[start Entries shown]
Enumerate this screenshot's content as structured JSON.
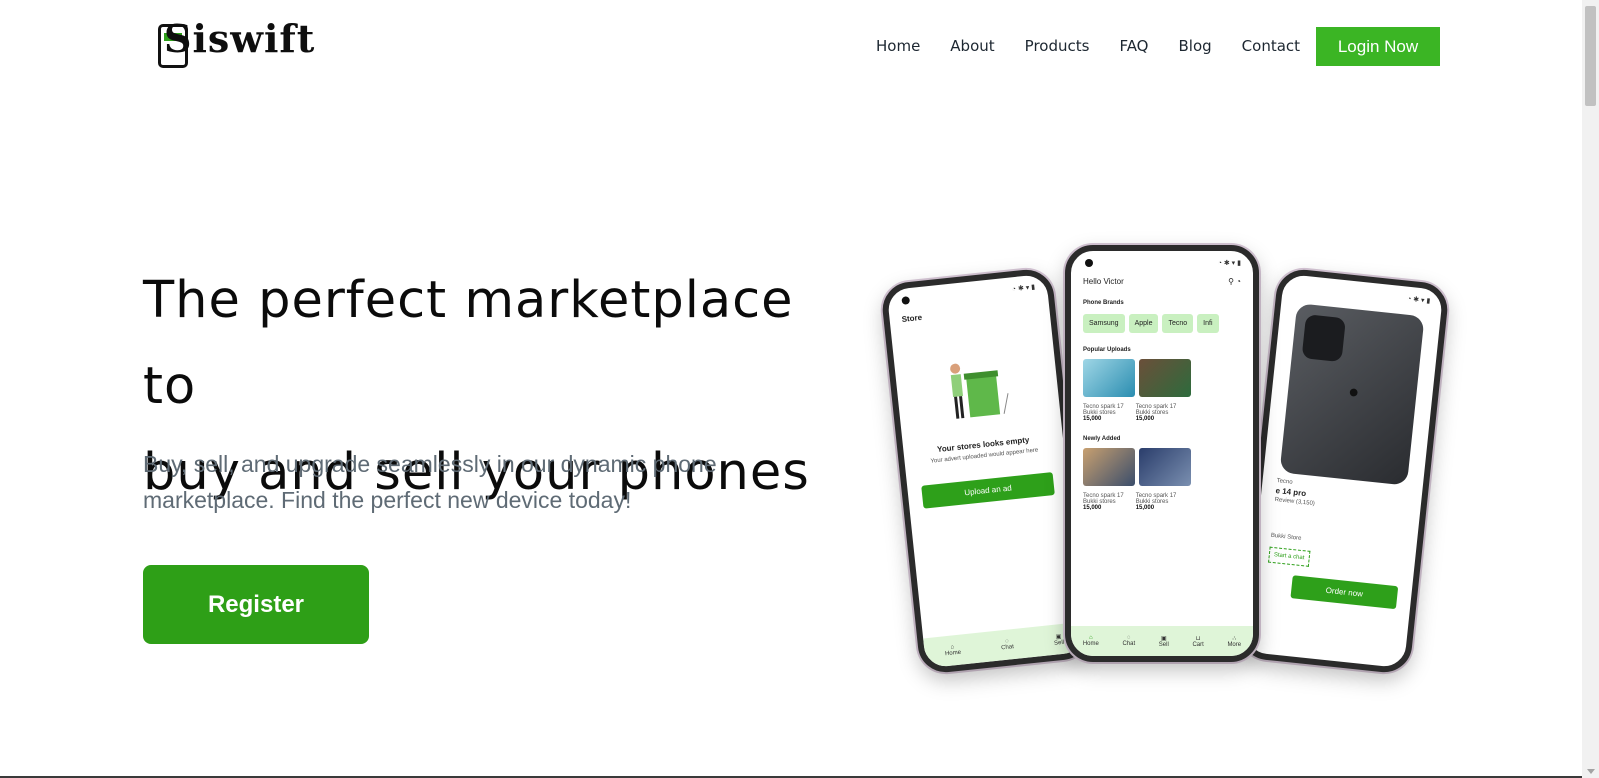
{
  "brand": {
    "name": "Siswift",
    "accent": "#2ea01a"
  },
  "nav": {
    "items": [
      "Home",
      "About",
      "Products",
      "FAQ",
      "Blog",
      "Contact"
    ],
    "login_label": "Login Now"
  },
  "hero": {
    "headline_line1": "The perfect marketplace to",
    "headline_line2": "buy and sell your phones",
    "subtext_line1": "Buy, sell, and upgrade seamlessly in our dynamic phone",
    "subtext_line2": "marketplace. Find the perfect new device today!",
    "register_label": "Register"
  },
  "phones": {
    "left": {
      "title": "Store",
      "empty_title": "Your stores looks empty",
      "empty_sub": "Your advert uploaded would appear here",
      "button": "Upload an ad",
      "tabs": [
        "Home",
        "Chat",
        "Sell"
      ]
    },
    "center": {
      "greeting": "Hello Victor",
      "brands_title": "Phone Brands",
      "brands": [
        "Samsung",
        "Apple",
        "Tecno",
        "Infi"
      ],
      "popular_title": "Popular Uploads",
      "newly_title": "Newly Added",
      "item_name": "Tecno spark 17",
      "item_store": "Bukki stores",
      "item_price": "15,000",
      "tabs": [
        "Home",
        "Chat",
        "Sell",
        "Cart",
        "More"
      ]
    },
    "right": {
      "brand": "Tecno",
      "model": "e 14 pro",
      "review": "Review (3,150)",
      "store": "Bukki Store",
      "chat": "Start a chat",
      "order": "Order now"
    }
  }
}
[end Entries shown]
What the exercise asks —
Every entry must be transcribed exactly. Pictures do not belong in the copy.

The response —
Enumerate this screenshot's content as structured JSON.
{
  "brand": {
    "name": "Siswift",
    "accent": "#2ea01a"
  },
  "nav": {
    "items": [
      "Home",
      "About",
      "Products",
      "FAQ",
      "Blog",
      "Contact"
    ],
    "login_label": "Login Now"
  },
  "hero": {
    "headline_line1": "The perfect marketplace to",
    "headline_line2": "buy and sell your phones",
    "subtext_line1": "Buy, sell, and upgrade seamlessly in our dynamic phone",
    "subtext_line2": "marketplace. Find the perfect new device today!",
    "register_label": "Register"
  },
  "phones": {
    "left": {
      "title": "Store",
      "empty_title": "Your stores looks empty",
      "empty_sub": "Your advert uploaded would appear here",
      "button": "Upload an ad",
      "tabs": [
        "Home",
        "Chat",
        "Sell"
      ]
    },
    "center": {
      "greeting": "Hello Victor",
      "brands_title": "Phone Brands",
      "brands": [
        "Samsung",
        "Apple",
        "Tecno",
        "Infi"
      ],
      "popular_title": "Popular Uploads",
      "newly_title": "Newly Added",
      "item_name": "Tecno spark 17",
      "item_store": "Bukki stores",
      "item_price": "15,000",
      "tabs": [
        "Home",
        "Chat",
        "Sell",
        "Cart",
        "More"
      ]
    },
    "right": {
      "brand": "Tecno",
      "model": "e 14 pro",
      "review": "Review (3,150)",
      "store": "Bukki Store",
      "chat": "Start a chat",
      "order": "Order now"
    }
  }
}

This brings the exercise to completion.